──────── Supplied material ────────

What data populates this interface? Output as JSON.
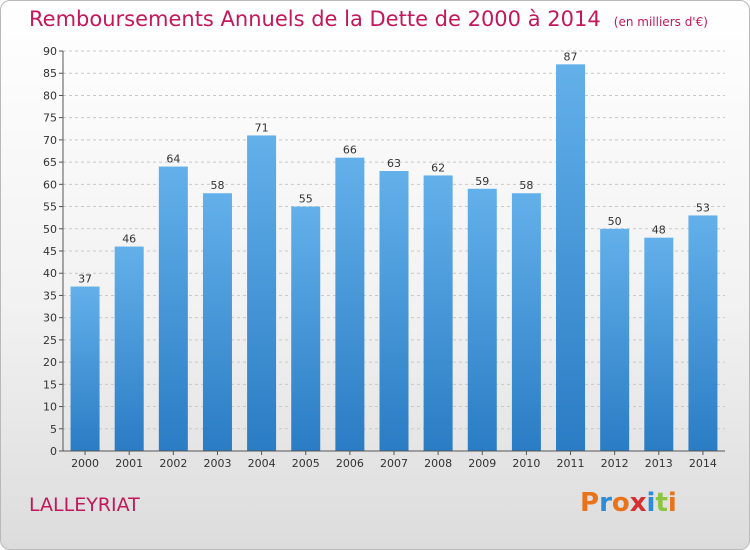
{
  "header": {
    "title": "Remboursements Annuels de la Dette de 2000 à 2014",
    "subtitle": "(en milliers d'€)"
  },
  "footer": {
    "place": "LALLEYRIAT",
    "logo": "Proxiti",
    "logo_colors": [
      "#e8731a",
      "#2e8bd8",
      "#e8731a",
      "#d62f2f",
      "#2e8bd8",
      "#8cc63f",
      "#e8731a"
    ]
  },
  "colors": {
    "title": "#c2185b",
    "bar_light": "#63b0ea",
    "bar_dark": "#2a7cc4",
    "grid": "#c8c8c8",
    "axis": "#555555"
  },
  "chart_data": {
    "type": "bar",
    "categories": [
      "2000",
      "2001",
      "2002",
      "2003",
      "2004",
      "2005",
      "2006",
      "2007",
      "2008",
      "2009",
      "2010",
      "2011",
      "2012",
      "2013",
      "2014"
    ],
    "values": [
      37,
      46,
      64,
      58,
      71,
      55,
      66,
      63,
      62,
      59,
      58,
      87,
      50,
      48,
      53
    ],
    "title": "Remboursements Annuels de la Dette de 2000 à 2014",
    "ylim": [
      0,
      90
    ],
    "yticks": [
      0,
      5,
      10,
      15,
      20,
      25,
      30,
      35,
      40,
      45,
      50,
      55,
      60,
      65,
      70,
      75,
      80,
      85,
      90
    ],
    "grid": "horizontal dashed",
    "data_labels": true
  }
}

────────
──────── Supplied material ────────

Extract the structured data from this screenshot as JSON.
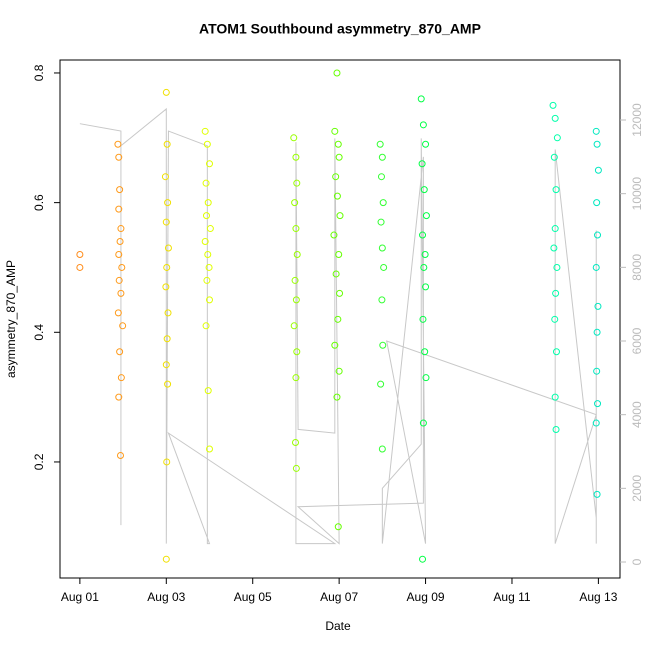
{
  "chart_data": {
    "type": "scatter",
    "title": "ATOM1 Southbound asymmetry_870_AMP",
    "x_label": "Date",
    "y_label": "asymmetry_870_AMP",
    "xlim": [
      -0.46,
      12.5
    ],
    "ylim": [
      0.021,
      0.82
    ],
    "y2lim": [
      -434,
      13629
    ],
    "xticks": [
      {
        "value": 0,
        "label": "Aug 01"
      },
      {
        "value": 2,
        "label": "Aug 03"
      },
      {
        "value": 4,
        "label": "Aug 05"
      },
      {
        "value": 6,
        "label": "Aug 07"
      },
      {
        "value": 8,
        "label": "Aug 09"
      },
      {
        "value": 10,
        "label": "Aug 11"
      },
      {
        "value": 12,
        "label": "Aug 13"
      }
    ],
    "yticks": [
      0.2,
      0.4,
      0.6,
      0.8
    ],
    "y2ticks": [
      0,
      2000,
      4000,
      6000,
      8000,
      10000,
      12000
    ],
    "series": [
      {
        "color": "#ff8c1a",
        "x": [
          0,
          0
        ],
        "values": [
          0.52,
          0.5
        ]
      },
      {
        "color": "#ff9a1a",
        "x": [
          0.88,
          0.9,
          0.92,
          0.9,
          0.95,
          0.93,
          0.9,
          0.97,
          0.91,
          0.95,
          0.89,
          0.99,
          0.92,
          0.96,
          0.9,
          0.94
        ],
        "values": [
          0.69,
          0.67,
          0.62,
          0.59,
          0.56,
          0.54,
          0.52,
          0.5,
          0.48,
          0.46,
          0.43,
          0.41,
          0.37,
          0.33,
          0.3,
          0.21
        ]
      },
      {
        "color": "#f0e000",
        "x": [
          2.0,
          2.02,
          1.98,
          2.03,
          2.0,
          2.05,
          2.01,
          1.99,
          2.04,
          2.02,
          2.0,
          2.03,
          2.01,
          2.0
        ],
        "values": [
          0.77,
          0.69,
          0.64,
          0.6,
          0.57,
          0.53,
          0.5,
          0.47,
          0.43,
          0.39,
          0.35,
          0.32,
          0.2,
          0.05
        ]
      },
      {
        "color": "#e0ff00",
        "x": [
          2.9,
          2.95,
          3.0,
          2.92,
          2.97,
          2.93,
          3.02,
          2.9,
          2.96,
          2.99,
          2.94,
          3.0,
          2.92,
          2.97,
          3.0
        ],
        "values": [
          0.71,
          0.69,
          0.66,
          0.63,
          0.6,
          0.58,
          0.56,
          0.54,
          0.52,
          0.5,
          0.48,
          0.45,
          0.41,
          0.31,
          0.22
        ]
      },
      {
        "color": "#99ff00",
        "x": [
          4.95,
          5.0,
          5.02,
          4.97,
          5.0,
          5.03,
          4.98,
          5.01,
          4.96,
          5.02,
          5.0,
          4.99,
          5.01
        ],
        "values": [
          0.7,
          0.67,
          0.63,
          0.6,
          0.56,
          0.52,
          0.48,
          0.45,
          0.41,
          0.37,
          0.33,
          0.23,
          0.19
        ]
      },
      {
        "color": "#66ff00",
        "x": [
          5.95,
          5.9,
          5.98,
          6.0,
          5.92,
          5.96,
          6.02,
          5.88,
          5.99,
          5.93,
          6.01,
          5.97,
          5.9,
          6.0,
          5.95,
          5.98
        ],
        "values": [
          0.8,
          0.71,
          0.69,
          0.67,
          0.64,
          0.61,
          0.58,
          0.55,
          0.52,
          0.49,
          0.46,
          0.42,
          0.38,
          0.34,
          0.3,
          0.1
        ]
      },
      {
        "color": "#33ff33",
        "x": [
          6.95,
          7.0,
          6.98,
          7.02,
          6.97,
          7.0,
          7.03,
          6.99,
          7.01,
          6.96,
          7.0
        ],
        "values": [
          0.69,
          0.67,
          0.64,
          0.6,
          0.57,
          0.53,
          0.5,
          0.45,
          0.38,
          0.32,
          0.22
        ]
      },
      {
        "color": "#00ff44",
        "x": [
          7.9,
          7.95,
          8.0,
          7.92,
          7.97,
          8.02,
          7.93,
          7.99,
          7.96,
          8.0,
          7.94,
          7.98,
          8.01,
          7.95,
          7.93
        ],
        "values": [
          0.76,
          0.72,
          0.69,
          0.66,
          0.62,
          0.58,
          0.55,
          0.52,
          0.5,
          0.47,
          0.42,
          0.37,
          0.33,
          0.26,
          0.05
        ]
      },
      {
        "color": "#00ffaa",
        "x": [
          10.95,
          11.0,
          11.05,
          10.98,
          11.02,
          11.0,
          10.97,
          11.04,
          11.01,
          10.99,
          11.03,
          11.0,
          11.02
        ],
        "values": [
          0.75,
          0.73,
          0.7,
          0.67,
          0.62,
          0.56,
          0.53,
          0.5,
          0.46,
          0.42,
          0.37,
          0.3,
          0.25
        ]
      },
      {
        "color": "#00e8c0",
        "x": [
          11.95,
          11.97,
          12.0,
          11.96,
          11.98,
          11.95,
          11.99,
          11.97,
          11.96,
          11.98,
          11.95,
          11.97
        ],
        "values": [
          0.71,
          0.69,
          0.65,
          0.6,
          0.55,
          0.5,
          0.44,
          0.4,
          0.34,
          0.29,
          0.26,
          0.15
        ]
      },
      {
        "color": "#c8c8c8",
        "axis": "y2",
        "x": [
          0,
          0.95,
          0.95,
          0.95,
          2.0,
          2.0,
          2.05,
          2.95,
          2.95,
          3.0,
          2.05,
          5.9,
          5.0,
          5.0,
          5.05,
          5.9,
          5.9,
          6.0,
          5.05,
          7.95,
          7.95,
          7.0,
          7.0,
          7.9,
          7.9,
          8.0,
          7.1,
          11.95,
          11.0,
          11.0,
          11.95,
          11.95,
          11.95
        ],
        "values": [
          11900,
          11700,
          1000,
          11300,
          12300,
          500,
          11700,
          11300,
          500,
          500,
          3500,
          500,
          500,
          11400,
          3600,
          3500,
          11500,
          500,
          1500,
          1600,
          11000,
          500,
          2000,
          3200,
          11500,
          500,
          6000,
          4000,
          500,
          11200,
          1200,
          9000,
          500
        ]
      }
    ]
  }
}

────────
──────── Supplied material ────────

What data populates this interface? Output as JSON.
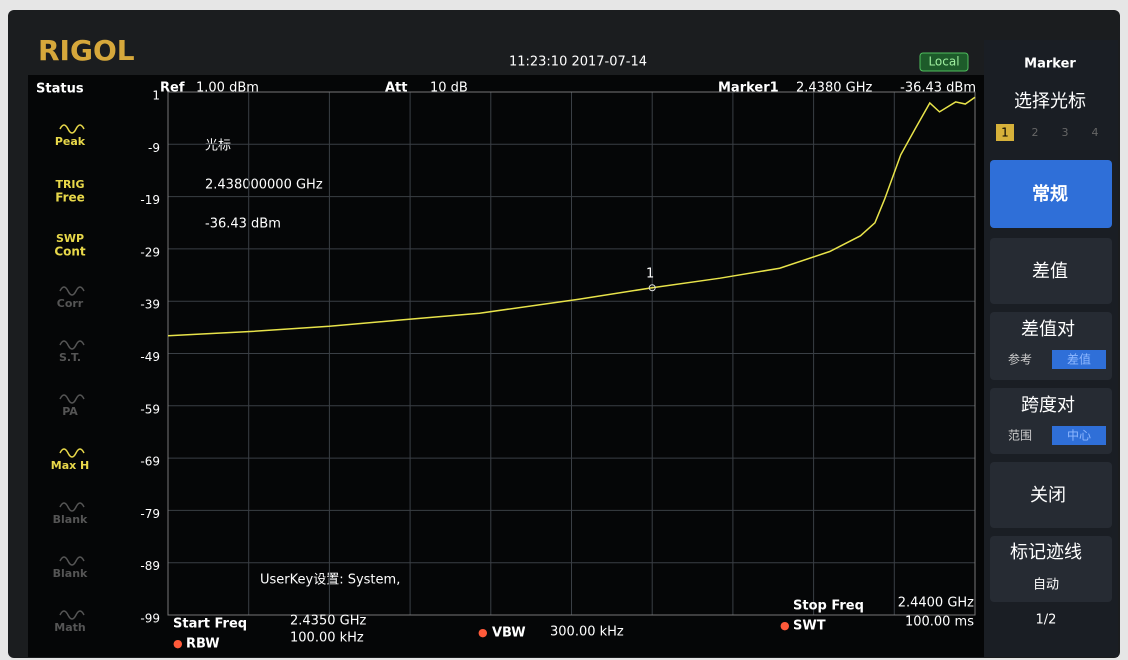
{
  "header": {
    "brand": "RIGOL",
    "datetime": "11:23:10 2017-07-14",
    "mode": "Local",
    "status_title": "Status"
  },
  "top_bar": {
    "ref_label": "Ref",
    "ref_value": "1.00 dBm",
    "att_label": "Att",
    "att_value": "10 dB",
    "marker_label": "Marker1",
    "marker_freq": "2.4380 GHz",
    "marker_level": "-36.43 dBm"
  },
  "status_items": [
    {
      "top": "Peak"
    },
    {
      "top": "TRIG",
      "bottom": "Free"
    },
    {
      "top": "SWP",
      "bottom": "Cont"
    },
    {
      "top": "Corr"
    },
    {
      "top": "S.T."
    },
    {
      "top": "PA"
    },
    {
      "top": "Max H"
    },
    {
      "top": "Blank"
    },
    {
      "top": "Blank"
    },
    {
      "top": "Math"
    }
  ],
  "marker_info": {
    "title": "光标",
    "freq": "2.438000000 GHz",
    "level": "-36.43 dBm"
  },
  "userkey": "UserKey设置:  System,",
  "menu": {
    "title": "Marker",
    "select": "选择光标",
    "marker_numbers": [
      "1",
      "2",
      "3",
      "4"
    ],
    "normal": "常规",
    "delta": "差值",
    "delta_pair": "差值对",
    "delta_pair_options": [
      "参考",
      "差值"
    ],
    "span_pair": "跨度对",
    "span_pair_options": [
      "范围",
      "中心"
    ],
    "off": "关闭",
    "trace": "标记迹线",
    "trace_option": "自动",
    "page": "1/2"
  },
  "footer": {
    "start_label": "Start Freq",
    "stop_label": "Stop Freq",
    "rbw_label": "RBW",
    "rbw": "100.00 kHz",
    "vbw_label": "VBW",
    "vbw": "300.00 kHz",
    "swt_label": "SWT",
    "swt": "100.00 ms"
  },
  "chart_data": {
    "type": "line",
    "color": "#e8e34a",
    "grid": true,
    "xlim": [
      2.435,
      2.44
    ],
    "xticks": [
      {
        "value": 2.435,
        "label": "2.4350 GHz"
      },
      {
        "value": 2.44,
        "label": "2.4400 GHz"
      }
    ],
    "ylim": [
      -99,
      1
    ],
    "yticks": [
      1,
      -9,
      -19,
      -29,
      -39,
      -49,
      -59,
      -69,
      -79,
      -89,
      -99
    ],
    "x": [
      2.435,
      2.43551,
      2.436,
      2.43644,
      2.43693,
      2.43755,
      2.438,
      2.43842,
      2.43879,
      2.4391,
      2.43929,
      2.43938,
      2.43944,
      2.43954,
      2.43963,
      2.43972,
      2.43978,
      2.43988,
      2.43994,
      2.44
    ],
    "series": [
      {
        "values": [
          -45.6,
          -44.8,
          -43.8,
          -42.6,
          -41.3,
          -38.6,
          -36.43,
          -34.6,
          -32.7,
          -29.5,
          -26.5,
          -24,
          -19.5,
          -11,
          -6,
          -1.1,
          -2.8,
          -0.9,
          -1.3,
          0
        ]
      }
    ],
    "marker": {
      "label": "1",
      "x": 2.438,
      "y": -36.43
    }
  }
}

────────

Determine the number of lines where the string "grid" occurs, and give that number only.

Answer to the problem :: 3